PASSAGE TO READ ::
==========
HLO Day 18: When Broadband Software Sucks, Part 2

optuserror My recent roundup of the many and varied trials of 3G broadband software established pretty clearly that every piece of client software I've tried has major issues, but didn't cover one crucial player in the market: Optus.

Coincidentally, the same day I wrote that piece Optus arranged to send me a 3G modem so I could trial its network coverage in some of the more remote locations I'm visiting during Hand Luggage Only. Optus sells the same Huawei E169 modem as 3, and that's evident also in the client software, which is exactly the same package with Optus visuals glued on. There was one small difference: when I installed the modem and tested it in Sydney, it worked straight away. That may not sound important, but I think it's the first time it's ever happened with an HSDPA modem.

That gave Optus a promising start. When I hit Cairns on Sunday, I decided to see if 3G coverage was available in my hotel via Optus, and it was. Or at least, it was sometimes. Firstly, I started getting random dropouts, accompanied by blibk-and-you'll-miss-it confirmations. Then, when I tried to reconnect my machine after a meeting, I got the same poorly phrased "You can't reconnect before register an available network" message (so Huawei's definitely to blame for that one).

The worst thing, however, was the network variability. This morning, working from my hotel room, Optus happily gave me a 3G connection. In exactly the same position a few hours later, it resolutely refused to believe that anything other than GPRS was available. At that point, I gave up on Optus and switched back to my Vodafone modem. Vodafone's planned 3G extensionto Cairns seems operational, so I'm sticking to that until I hit the next town. (Though it still also suffers from its own peculiar range of bugs.)
==========
MATERIAL SUPPLIED ::

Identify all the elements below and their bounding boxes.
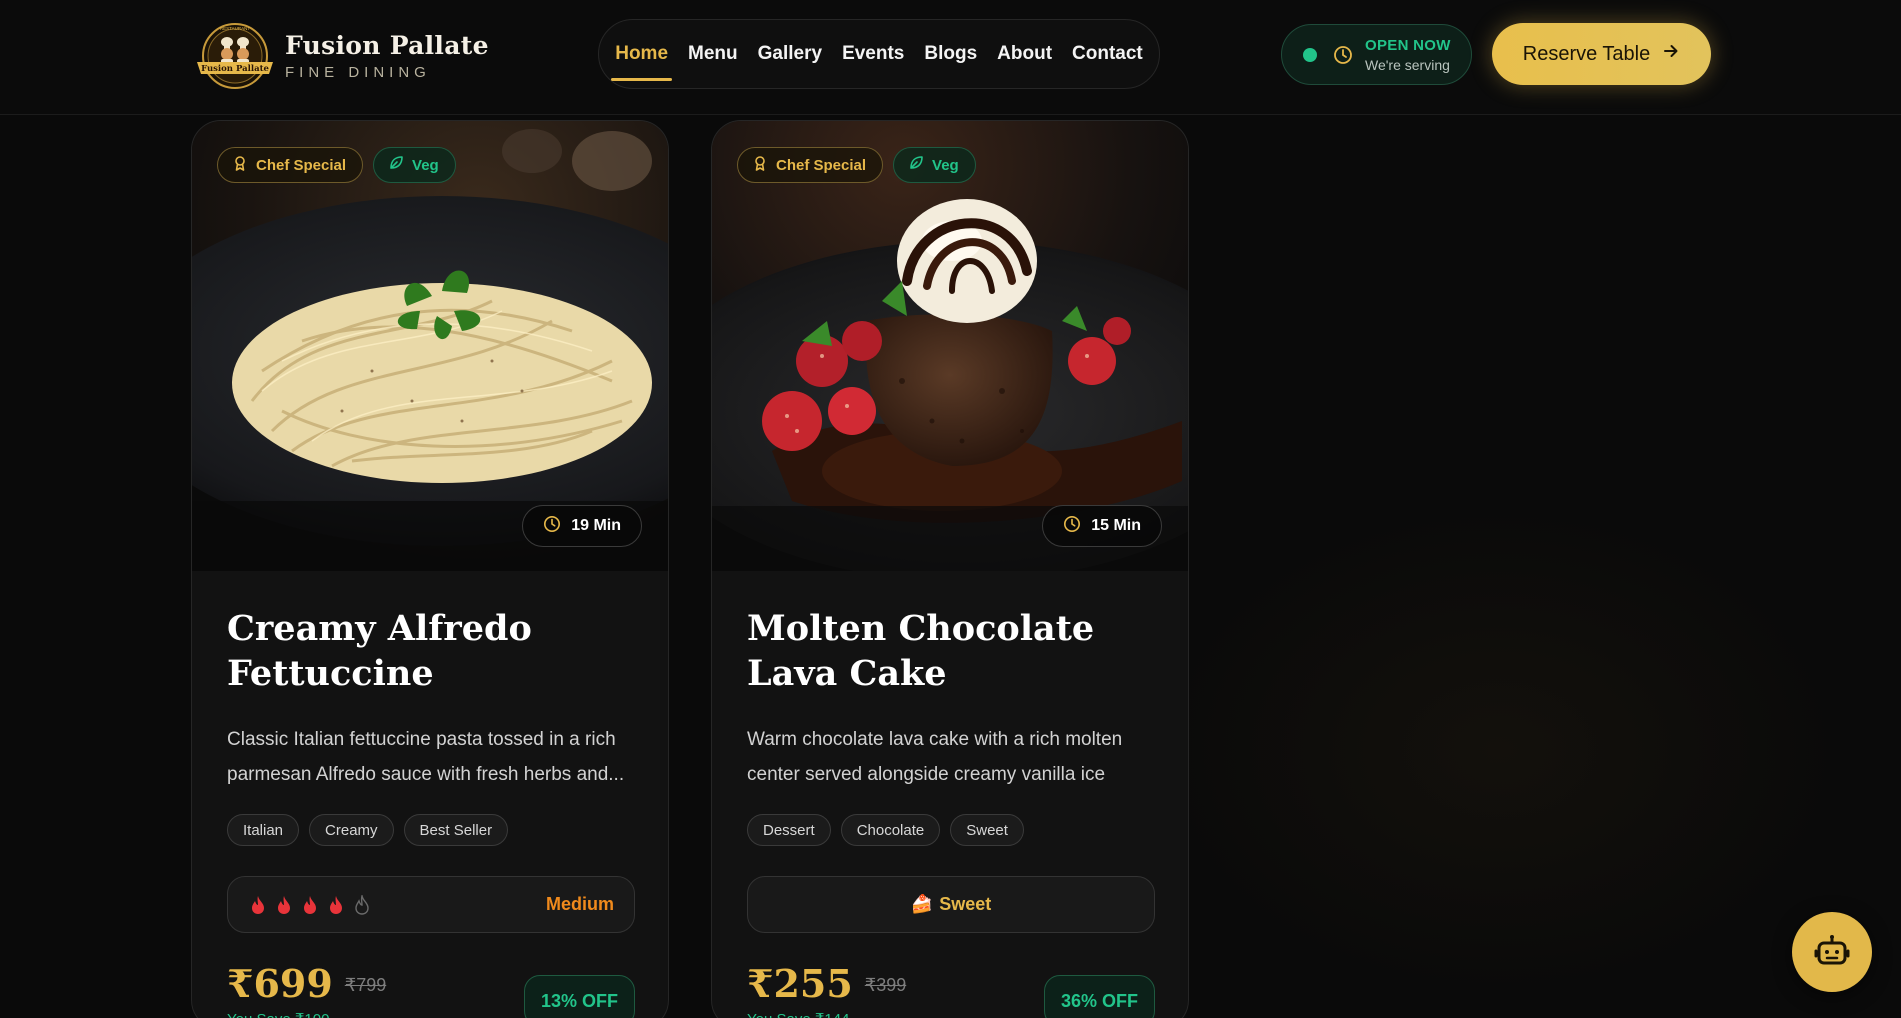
dish-tags: Dessert Chocolate Sweet [747,814,1155,846]
dish-image [712,121,1188,571]
dish-description: Warm chocolate lava cake with a rich mol… [747,729,1123,785]
taste-label: Sweet [939,894,992,914]
nav-contact[interactable]: Contact [1062,43,1153,65]
clock-icon [1063,515,1081,538]
brand-logo[interactable]: RESTAURANT Fusion Pallate Fusion Pallate… [193,22,489,90]
nav-blogs[interactable]: Blogs [914,43,987,65]
dish-image [192,121,668,571]
flame-icon-filled [330,895,342,914]
tag-chip[interactable]: Best Seller [403,814,509,846]
dish-name-line-1: Molten Chocolate [747,608,1095,649]
nav-gallery[interactable]: Gallery [748,43,832,65]
status-title: OPEN NOW [1365,36,1451,54]
flame-icon-empty [355,894,369,915]
nav-home[interactable]: Home [605,43,678,81]
spice-flames [250,894,370,915]
leaf-icon [908,155,924,175]
status-subtitle: We're serving [1365,56,1450,73]
dish-name-line-1: Creamy Alfredo [227,608,532,649]
dish-name: Molten Chocolate Lava Cake [747,606,1155,696]
spice-level-label: Medium [545,894,614,914]
spice-level-box: Medium [227,876,635,933]
discount-badge: 13% OFF [523,975,635,1018]
arrow-right-icon [1662,42,1680,66]
tag-chip[interactable]: Italian [227,814,300,846]
nav-about[interactable]: About [987,43,1062,65]
discount-badge: 36% OFF [1043,975,1155,1018]
dish-name: Creamy Alfredo Fettuccine [227,606,635,696]
prep-time-badge: 19 Min [522,505,642,547]
veg-label: Veg [932,156,959,174]
prep-time-badge: 15 Min [1042,505,1162,547]
original-price: ₹799 [344,975,387,995]
flame-icon-filled [252,895,264,914]
flame-icon-filled [304,895,316,914]
brand-name: Fusion Pallate [285,31,489,60]
reserve-table-label: Reserve Table [1522,42,1651,65]
background-glow [1150,500,1850,1000]
logo-badge-top-text: RESTAURANT [220,26,250,31]
status-dot-icon [1303,47,1317,62]
current-price: ₹255 [747,961,853,1006]
chef-special-badge: Chef Special [217,147,364,183]
award-icon [232,155,248,175]
menu-card-lava-cake[interactable]: Chef Special Veg 15 Min Molten Chocolate… [711,120,1189,1018]
dish-name-line-2: Fettuccine [227,653,434,694]
award-icon [752,155,768,175]
brand-tagline: FINE DINING [285,64,431,81]
tag-chip[interactable]: Chocolate [840,814,941,846]
chef-special-label: Chef Special [776,156,867,174]
clock-icon [543,515,561,538]
current-price: ₹699 [227,961,333,1006]
nav-events[interactable]: Events [832,43,914,65]
taste-profile-box: 🍰 Sweet [747,876,1155,933]
logo-badge-icon: RESTAURANT Fusion Pallate [193,22,277,90]
clock-icon [1333,45,1353,65]
logo-ribbon-text: Fusion Pallate [201,64,269,74]
reserve-table-button[interactable]: Reserve Table [1492,23,1711,85]
price-row: ₹699₹799 You Save ₹100 13% OFF [227,961,635,1018]
original-price: ₹399 [864,975,907,995]
chef-special-badge: Chef Special [737,147,884,183]
site-header: RESTAURANT Fusion Pallate Fusion Pallate… [0,0,1901,115]
dish-tags: Italian Creamy Best Seller [227,814,635,846]
dish-name-line-2: Lava Cake [747,653,947,694]
veg-label: Veg [412,156,439,174]
chef-special-label: Chef Special [256,156,347,174]
cake-icon: 🍰 [910,894,934,914]
menu-card-alfredo[interactable]: Chef Special Veg 19 Min Creamy Alfredo F… [191,120,669,1018]
chatbot-button[interactable] [1792,912,1872,992]
veg-badge: Veg [373,147,456,183]
veg-badge: Veg [893,147,976,183]
prep-time: 15 Min [1091,517,1141,534]
tag-chip[interactable]: Sweet [950,814,1024,846]
leaf-icon [388,155,404,175]
tag-chip[interactable]: Dessert [747,814,831,846]
open-status-pill: OPEN NOW We're serving [1281,24,1472,85]
dish-description: Classic Italian fettuccine pasta tossed … [227,729,625,785]
main-nav: Home Menu Gallery Events Blogs About Con… [598,19,1160,89]
prep-time: 19 Min [571,517,621,534]
price-row: ₹255₹399 You Save ₹144 36% OFF [747,961,1155,1018]
nav-menu[interactable]: Menu [678,43,748,65]
flame-icon-filled [278,895,290,914]
tag-chip[interactable]: Creamy [309,814,394,846]
robot-icon [1813,932,1851,973]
==========
PROBLEM 1 :: For the blog post about Optus 3G broadband, decide whether each statement agrees with it: (a) Optus sells a different modem from the one 3 sells; (b) the modem worked straight away when it was tested in Sydney; (c) the writer switched back to a Vodafone modem. Answer yes or no for each, quoting the deciding words of the post.
PROBLEM 2 :: Transcribe everything in the rows from the line that contains "dish-tags: Dessert Chocolate" down to the line that contains "clock-icon [1063,515,1081,538]", including both of those lines.

WRITTEN ANSWER 1 ::
(a) No: "Optus sells the same Huawei E169 modem as 3"
(b) Yes: "when I installed the modem and tested it in Sydney, it worked straight away"
(c) Yes: "I gave up on Optus and switched back to my Vodafone modem"

WRITTEN ANSWER 2 ::
dish-tags: Dessert Chocolate Sweet [747,814,1155,846]
dish-image [712,121,1188,571]
dish-description: Warm chocolate lava cake with a rich mol… [747,729,1123,785]
taste-label: Sweet [939,894,992,914]
nav-contact[interactable]: Contact [1062,43,1153,65]
clock-icon [1063,515,1081,538]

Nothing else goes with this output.